• **Goal**: Your task is to retype each line of the data below exactly.

• **Stored data**:
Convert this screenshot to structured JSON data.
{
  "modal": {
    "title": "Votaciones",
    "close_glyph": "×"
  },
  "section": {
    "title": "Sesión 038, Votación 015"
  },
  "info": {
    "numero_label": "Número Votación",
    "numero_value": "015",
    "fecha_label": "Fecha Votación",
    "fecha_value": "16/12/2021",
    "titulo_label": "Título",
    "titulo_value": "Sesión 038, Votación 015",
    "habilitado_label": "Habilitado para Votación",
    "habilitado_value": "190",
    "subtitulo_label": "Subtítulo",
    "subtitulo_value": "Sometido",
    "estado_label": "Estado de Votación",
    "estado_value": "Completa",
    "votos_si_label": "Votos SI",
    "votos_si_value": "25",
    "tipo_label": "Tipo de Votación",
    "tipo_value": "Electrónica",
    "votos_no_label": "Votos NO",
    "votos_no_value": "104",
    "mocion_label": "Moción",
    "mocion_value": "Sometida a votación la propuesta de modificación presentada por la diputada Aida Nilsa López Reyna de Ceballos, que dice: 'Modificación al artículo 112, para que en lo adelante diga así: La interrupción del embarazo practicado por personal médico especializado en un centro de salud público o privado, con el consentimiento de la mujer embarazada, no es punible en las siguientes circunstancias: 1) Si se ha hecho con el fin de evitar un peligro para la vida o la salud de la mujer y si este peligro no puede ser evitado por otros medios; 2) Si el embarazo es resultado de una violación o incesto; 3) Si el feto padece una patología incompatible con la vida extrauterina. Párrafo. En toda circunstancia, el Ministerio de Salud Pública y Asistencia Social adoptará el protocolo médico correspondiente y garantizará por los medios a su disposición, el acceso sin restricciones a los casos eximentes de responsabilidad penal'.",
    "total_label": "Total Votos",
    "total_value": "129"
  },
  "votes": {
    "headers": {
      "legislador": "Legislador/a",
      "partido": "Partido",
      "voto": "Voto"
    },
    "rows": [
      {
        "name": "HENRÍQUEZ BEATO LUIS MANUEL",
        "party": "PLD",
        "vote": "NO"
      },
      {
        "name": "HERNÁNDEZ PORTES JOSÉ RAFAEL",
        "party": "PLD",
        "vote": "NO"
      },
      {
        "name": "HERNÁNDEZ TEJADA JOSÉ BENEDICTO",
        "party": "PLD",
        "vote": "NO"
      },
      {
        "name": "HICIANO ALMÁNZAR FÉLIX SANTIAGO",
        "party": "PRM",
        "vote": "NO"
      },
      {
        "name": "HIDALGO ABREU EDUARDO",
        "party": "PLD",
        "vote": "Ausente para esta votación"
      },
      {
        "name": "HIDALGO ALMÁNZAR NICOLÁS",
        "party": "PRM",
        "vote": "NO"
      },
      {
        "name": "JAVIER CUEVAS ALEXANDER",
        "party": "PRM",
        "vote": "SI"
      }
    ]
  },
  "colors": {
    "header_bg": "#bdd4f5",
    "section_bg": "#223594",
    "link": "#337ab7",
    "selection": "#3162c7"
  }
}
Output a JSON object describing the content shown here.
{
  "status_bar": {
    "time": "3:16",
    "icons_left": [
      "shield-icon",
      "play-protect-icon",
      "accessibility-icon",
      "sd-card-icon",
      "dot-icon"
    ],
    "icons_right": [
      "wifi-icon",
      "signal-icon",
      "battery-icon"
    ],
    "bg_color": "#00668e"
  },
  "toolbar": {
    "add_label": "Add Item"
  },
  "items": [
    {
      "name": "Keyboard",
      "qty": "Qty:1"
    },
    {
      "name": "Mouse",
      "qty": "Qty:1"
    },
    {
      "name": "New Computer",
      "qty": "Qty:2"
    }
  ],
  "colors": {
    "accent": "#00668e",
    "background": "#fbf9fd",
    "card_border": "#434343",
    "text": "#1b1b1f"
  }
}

• **Solution to the exercise**:
Convert this screenshot to structured JSON data.
{
  "modal": {
    "title": "Votaciones",
    "close_glyph": "×"
  },
  "section": {
    "title": "Sesión 038, Votación 015"
  },
  "info": {
    "numero_label": "Número Votación",
    "numero_value": "015",
    "fecha_label": "Fecha Votación",
    "fecha_value": "16/12/2021",
    "titulo_label": "Título",
    "titulo_value": "Sesión 038, Votación 015",
    "habilitado_label": "Habilitado para Votación",
    "habilitado_value": "190",
    "subtitulo_label": "Subtítulo",
    "subtitulo_value": "Sometido",
    "estado_label": "Estado de Votación",
    "estado_value": "Completa",
    "votos_si_label": "Votos SI",
    "votos_si_value": "25",
    "tipo_label": "Tipo de Votación",
    "tipo_value": "Electrónica",
    "votos_no_label": "Votos NO",
    "votos_no_value": "104",
    "mocion_label": "Moción",
    "mocion_value": "Sometida a votación la propuesta de modificación presentada por la diputada Aida Nilsa López Reyna de Ceballos, que dice: 'Modificación al artículo 112, para que en lo adelante diga así: La interrupción del embarazo practicado por personal médico especializado en un centro de salud público o privado, con el consentimiento de la mujer embarazada, no es punible en las siguientes circunstancias: 1) Si se ha hecho con el fin de evitar un peligro para la vida o la salud de la mujer y si este peligro no puede ser evitado por otros medios; 2) Si el embarazo es resultado de una violación o incesto; 3) Si el feto padece una patología incompatible con la vida extrauterina. Párrafo. En toda circunstancia, el Ministerio de Salud Pública y Asistencia Social adoptará el protocolo médico correspondiente y garantizará por los medios a su disposición, el acceso sin restricciones a los casos eximentes de responsabilidad penal'.",
    "total_label": "Total Votos",
    "total_value": "129"
  },
  "votes": {
    "headers": {
      "legislador": "Legislador/a",
      "partido": "Partido",
      "voto": "Voto"
    },
    "rows": [
      {
        "name": "HENRÍQUEZ BEATO LUIS MANUEL",
        "party": "PLD",
        "vote": "NO"
      },
      {
        "name": "HERNÁNDEZ PORTES JOSÉ RAFAEL",
        "party": "PLD",
        "vote": "NO"
      },
      {
        "name": "HERNÁNDEZ TEJADA JOSÉ BENEDICTO",
        "party": "PLD",
        "vote": "NO"
      },
      {
        "name": "HICIANO ALMÁNZAR FÉLIX SANTIAGO",
        "party": "PRM",
        "vote": "NO"
      },
      {
        "name": "HIDALGO ABREU EDUARDO",
        "party": "PLD",
        "vote": "Ausente para esta votación"
      },
      {
        "name": "HIDALGO ALMÁNZAR NICOLÁS",
        "party": "PRM",
        "vote": "NO"
      },
      {
        "name": "JAVIER CUEVAS ALEXANDER",
        "party": "PRM",
        "vote": "SI"
      }
    ]
  },
  "colors": {
    "header_bg": "#bdd4f5",
    "section_bg": "#223594",
    "link": "#337ab7",
    "selection": "#3162c7"
  }
}
Output a JSON object describing the content shown here.
{
  "status_bar": {
    "time": "3:16",
    "icons_left": [
      "shield-icon",
      "play-protect-icon",
      "accessibility-icon",
      "sd-card-icon",
      "dot-icon"
    ],
    "icons_right": [
      "wifi-icon",
      "signal-icon",
      "battery-icon"
    ],
    "bg_color": "#00668e"
  },
  "toolbar": {
    "add_label": "Add Item"
  },
  "items": [
    {
      "name": "Keyboard",
      "qty": "Qty:1"
    },
    {
      "name": "Mouse",
      "qty": "Qty:1"
    },
    {
      "name": "New Computer",
      "qty": "Qty:2"
    }
  ],
  "colors": {
    "accent": "#00668e",
    "background": "#fbf9fd",
    "card_border": "#434343",
    "text": "#1b1b1f"
  }
}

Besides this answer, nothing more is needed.